--- Aim ---
Restate the whole listing word for word. Pictures are left out.
▼
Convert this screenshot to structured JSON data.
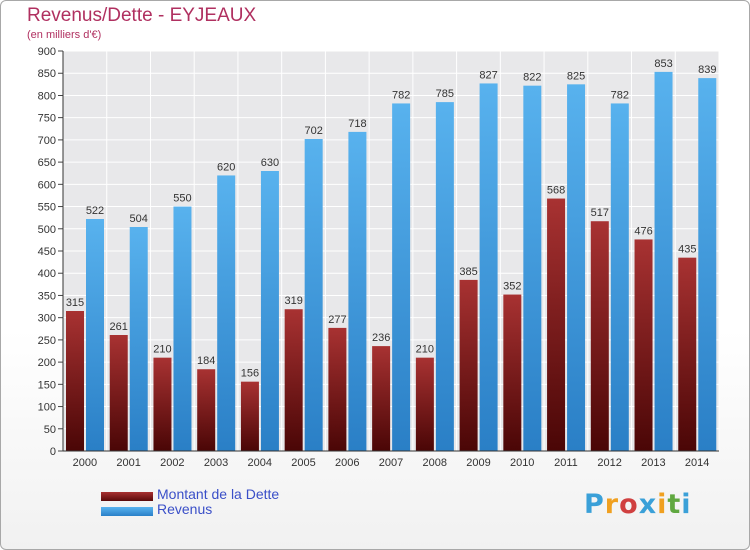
{
  "header": {
    "title": "Revenus/Dette - EYJEAUX",
    "subtitle": "(en milliers d'€)"
  },
  "legend": {
    "debt_label": "Montant de la Dette",
    "revenue_label": "Revenus"
  },
  "logo": {
    "letters": [
      "P",
      "r",
      "o",
      "x",
      "i",
      "t",
      "i"
    ],
    "colors": [
      "#3aa0d8",
      "#f0a020",
      "#d04040",
      "#3aa0d8",
      "#f0a020",
      "#60a840",
      "#3aa0d8"
    ]
  },
  "colors": {
    "debt": "#8b1e1e",
    "revenue": "#3a9be0",
    "title": "#b03060",
    "legend_text": "#3a4fc8"
  },
  "chart_data": {
    "type": "bar",
    "title": "Revenus/Dette - EYJEAUX",
    "subtitle": "(en milliers d'€)",
    "categories": [
      "2000",
      "2001",
      "2002",
      "2003",
      "2004",
      "2005",
      "2006",
      "2007",
      "2008",
      "2009",
      "2010",
      "2011",
      "2012",
      "2013",
      "2014"
    ],
    "series": [
      {
        "name": "Montant de la Dette",
        "values": [
          315,
          261,
          210,
          184,
          156,
          319,
          277,
          236,
          210,
          385,
          352,
          568,
          517,
          476,
          435
        ]
      },
      {
        "name": "Revenus",
        "values": [
          522,
          504,
          550,
          620,
          630,
          702,
          718,
          782,
          785,
          827,
          822,
          825,
          782,
          853,
          839
        ]
      }
    ],
    "ylim": [
      0,
      900
    ],
    "yticks": [
      0,
      50,
      100,
      150,
      200,
      250,
      300,
      350,
      400,
      450,
      500,
      550,
      600,
      650,
      700,
      750,
      800,
      850,
      900
    ],
    "grid": true,
    "legend_position": "bottom-left"
  }
}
▲
--- Task answer ---
Convert this screenshot to structured JSON data.
{
  "header": {
    "title": "Revenus/Dette - EYJEAUX",
    "subtitle": "(en milliers d'€)"
  },
  "legend": {
    "debt_label": "Montant de la Dette",
    "revenue_label": "Revenus"
  },
  "logo": {
    "letters": [
      "P",
      "r",
      "o",
      "x",
      "i",
      "t",
      "i"
    ],
    "colors": [
      "#3aa0d8",
      "#f0a020",
      "#d04040",
      "#3aa0d8",
      "#f0a020",
      "#60a840",
      "#3aa0d8"
    ]
  },
  "colors": {
    "debt": "#8b1e1e",
    "revenue": "#3a9be0",
    "title": "#b03060",
    "legend_text": "#3a4fc8"
  },
  "chart_data": {
    "type": "bar",
    "title": "Revenus/Dette - EYJEAUX",
    "subtitle": "(en milliers d'€)",
    "categories": [
      "2000",
      "2001",
      "2002",
      "2003",
      "2004",
      "2005",
      "2006",
      "2007",
      "2008",
      "2009",
      "2010",
      "2011",
      "2012",
      "2013",
      "2014"
    ],
    "series": [
      {
        "name": "Montant de la Dette",
        "values": [
          315,
          261,
          210,
          184,
          156,
          319,
          277,
          236,
          210,
          385,
          352,
          568,
          517,
          476,
          435
        ]
      },
      {
        "name": "Revenus",
        "values": [
          522,
          504,
          550,
          620,
          630,
          702,
          718,
          782,
          785,
          827,
          822,
          825,
          782,
          853,
          839
        ]
      }
    ],
    "ylim": [
      0,
      900
    ],
    "yticks": [
      0,
      50,
      100,
      150,
      200,
      250,
      300,
      350,
      400,
      450,
      500,
      550,
      600,
      650,
      700,
      750,
      800,
      850,
      900
    ],
    "grid": true,
    "legend_position": "bottom-left"
  }
}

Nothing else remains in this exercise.